YOUR OBJECTIVE:
Copy out each line below that has the word "Read" in it.

Stored records:
## Begin

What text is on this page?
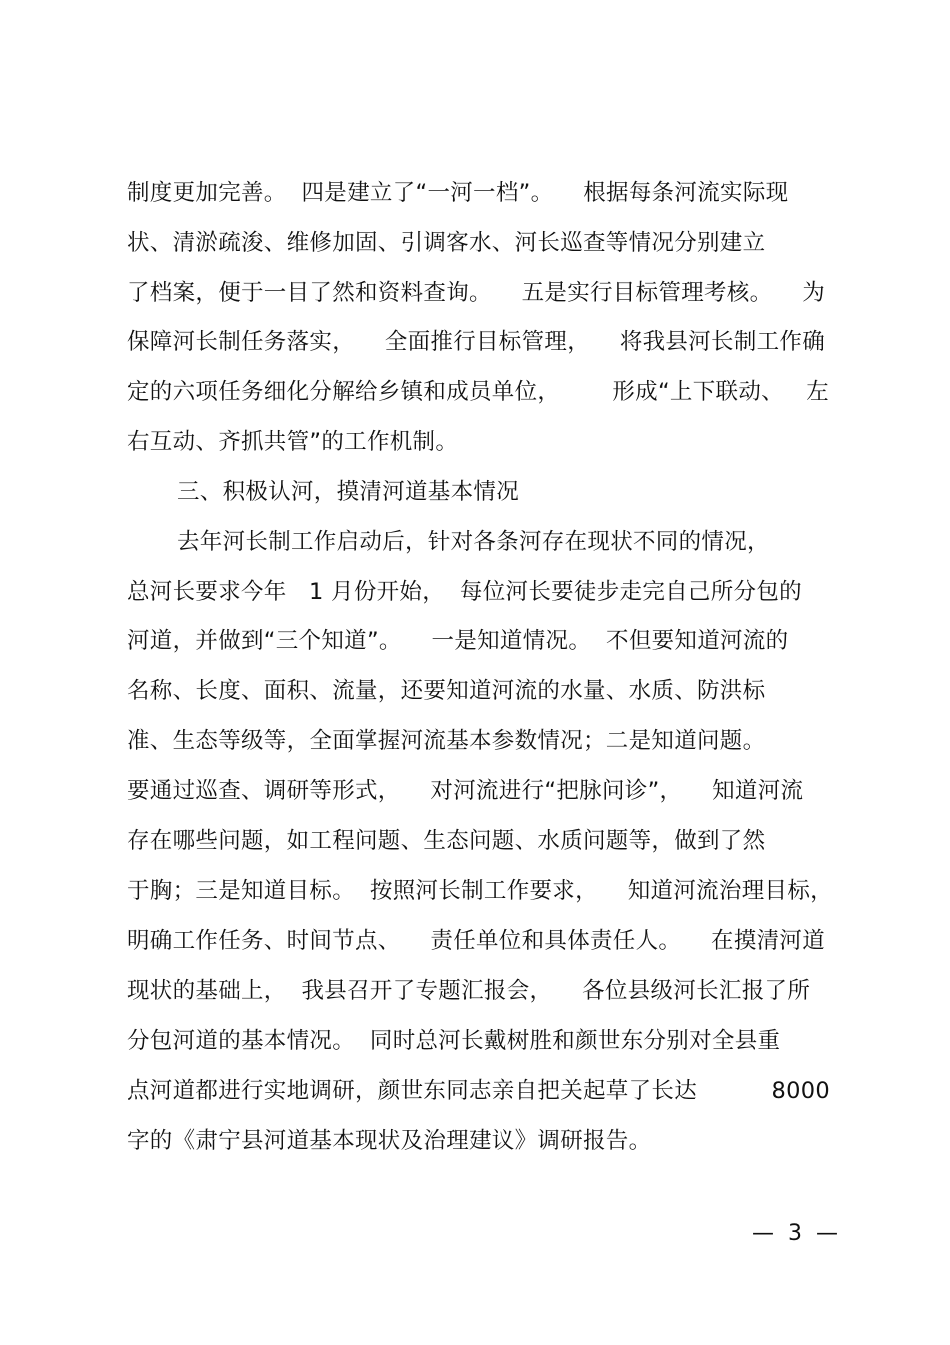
制度更加完善。  四是建立了“一河一档”。    根据每条河流实际现
状、清淤疏浚、维修加固、引调客水、河长巡查等情况分别建立
了档案，便于一目了然和资料查询。    五是实行目标管理考核。    为
保障河长制任务落实，    全面推行目标管理，    将我县河长制工作确
定的六项任务细化分解给乡镇和成员单位，       形成“上下联动、   左
右互动、齐抓共管”的工作机制。
三、积极认河，摸清河道基本情况
去年河长制工作启动后，针对各条河存在现状不同的情况，
总河长要求今年   1 月份开始，  每位河长要徒步走完自己所分包的
河道，并做到“三个知道”。    一是知道情况。  不但要知道河流的
名称、长度、面积、流量，还要知道河流的水量、水质、防洪标
准、生态等级等，全面掌握河流基本参数情况；二是知道问题。
要通过巡查、调研等形式，    对河流进行“把脉问诊”，    知道河流
存在哪些问题，如工程问题、生态问题、水质问题等，做到了然
于胸；三是知道目标。  按照河长制工作要求，    知道河流治理目标，
明确工作任务、时间节点、    责任单位和具体责任人。    在摸清河道
现状的基础上，  我县召开了专题汇报会，    各位县级河长汇报了所
分包河道的基本情况。  同时总河长戴树胜和颜世东分别对全县重
点河道都进行实地调研，颜世东同志亲自把关起草了长达          8000
字的《肃宁县河道基本现状及治理建议》调研报告。
—  3  —
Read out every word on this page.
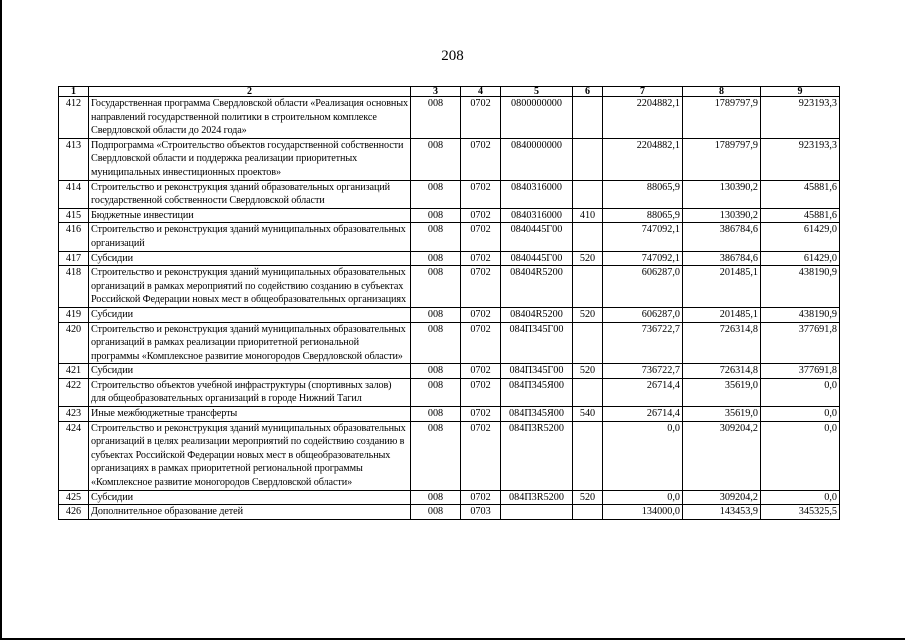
208
1	2	3	4	5	6	7	8	9
412	Государственная программа Свердловской области «Реализация основных направлений государственной политики в строительном комплексе Свердловской области до 2024 года»	008	0702	0800000000		2204882,1	1789797,9	923193,3
413	Подпрограмма «Строительство объектов государственной собственности Свердловской области и поддержка реализации приоритетных муниципальных инвестиционных проектов»	008	0702	0840000000		2204882,1	1789797,9	923193,3
414	Строительство и реконструкция зданий образовательных организаций государственной собственности Свердловской области	008	0702	0840316000		88065,9	130390,2	45881,6
415	Бюджетные инвестиции	008	0702	0840316000	410	88065,9	130390,2	45881,6
416	Строительство и реконструкция зданий муниципальных образовательных организаций	008	0702	0840445Г00		747092,1	386784,6	61429,0
417	Субсидии	008	0702	0840445Г00	520	747092,1	386784,6	61429,0
418	Строительство и реконструкция зданий муниципальных образовательных организаций в рамках мероприятий по содействию созданию в субъектах Российской Федерации новых мест в общеобразовательных организациях	008	0702	08404R5200		606287,0	201485,1	438190,9
419	Субсидии	008	0702	08404R5200	520	606287,0	201485,1	438190,9
420	Строительство и реконструкция зданий муниципальных образовательных организаций в рамках реализации приоритетной региональной программы «Комплексное развитие моногородов Свердловской области»	008	0702	084П345Г00		736722,7	726314,8	377691,8
421	Субсидии	008	0702	084П345Г00	520	736722,7	726314,8	377691,8
422	Строительство объектов учебной инфраструктуры (спортивных залов) для общеобразовательных организаций в городе Нижний Тагил	008	0702	084П345Я00		26714,4	35619,0	0,0
423	Иные межбюджетные трансферты	008	0702	084П345Я00	540	26714,4	35619,0	0,0
424	Строительство и реконструкция зданий муниципальных образовательных организаций в целях реализации мероприятий по содействию созданию в субъектах Российской Федерации новых мест в общеобразовательных организациях в рамках приоритетной региональной программы «Комплексное развитие моногородов Свердловской области»	008	0702	084П3R5200		0,0	309204,2	0,0
425	Субсидии	008	0702	084П3R5200	520	0,0	309204,2	0,0
426	Дополнительное образование детей	008	0703			134000,0	143453,9	345325,5
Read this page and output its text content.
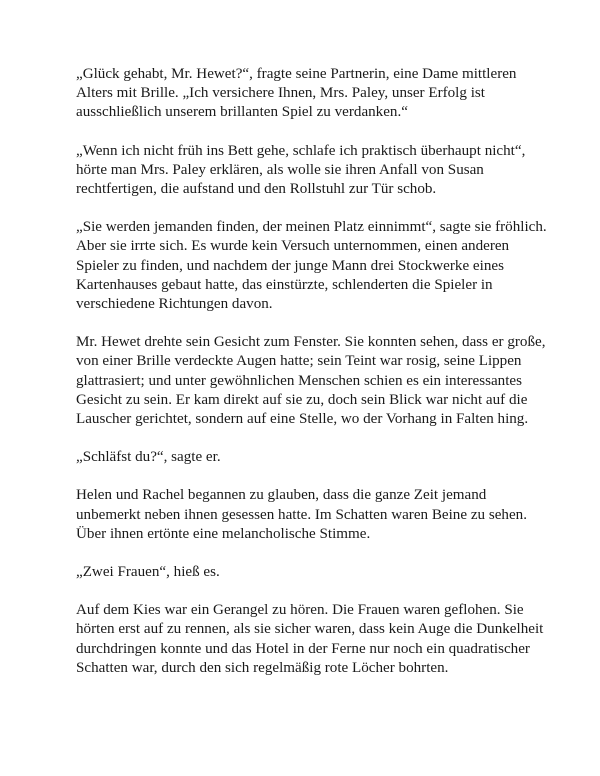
„Glück gehabt, Mr. Hewet?“, fragte seine Partnerin, eine Dame mittleren Alters mit Brille. „Ich versichere Ihnen, Mrs. Paley, unser Erfolg ist ausschließlich unserem brillanten Spiel zu verdanken.“

„Wenn ich nicht früh ins Bett gehe, schlafe ich praktisch überhaupt nicht“, hörte man Mrs. Paley erklären, als wolle sie ihren Anfall von Susan rechtfertigen, die aufstand und den Rollstuhl zur Tür schob.

„Sie werden jemanden finden, der meinen Platz einnimmt“, sagte sie fröhlich. Aber sie irrte sich. Es wurde kein Versuch unternommen, einen anderen Spieler zu finden, und nachdem der junge Mann drei Stockwerke eines Kartenhauses gebaut hatte, das einstürzte, schlenderten die Spieler in verschiedene Richtungen davon.

Mr. Hewet drehte sein Gesicht zum Fenster. Sie konnten sehen, dass er große, von einer Brille verdeckte Augen hatte; sein Teint war rosig, seine Lippen glattrasiert; und unter gewöhnlichen Menschen schien es ein interessantes Gesicht zu sein. Er kam direkt auf sie zu, doch sein Blick war nicht auf die Lauscher gerichtet, sondern auf eine Stelle, wo der Vorhang in Falten hing.

„Schläfst du?“, sagte er.

Helen und Rachel begannen zu glauben, dass die ganze Zeit jemand unbemerkt neben ihnen gesessen hatte. Im Schatten waren Beine zu sehen. Über ihnen ertönte eine melancholische Stimme.

„Zwei Frauen“, hieß es.

Auf dem Kies war ein Gerangel zu hören. Die Frauen waren geflohen. Sie hörten erst auf zu rennen, als sie sicher waren, dass kein Auge die Dunkelheit durchdringen konnte und das Hotel in der Ferne nur noch ein quadratischer Schatten war, durch den sich regelmäßig rote Löcher bohrten.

## End

RESPONSE FOR THIS EXERCISE:
Read out every word on this page.
Read this page and output its text content.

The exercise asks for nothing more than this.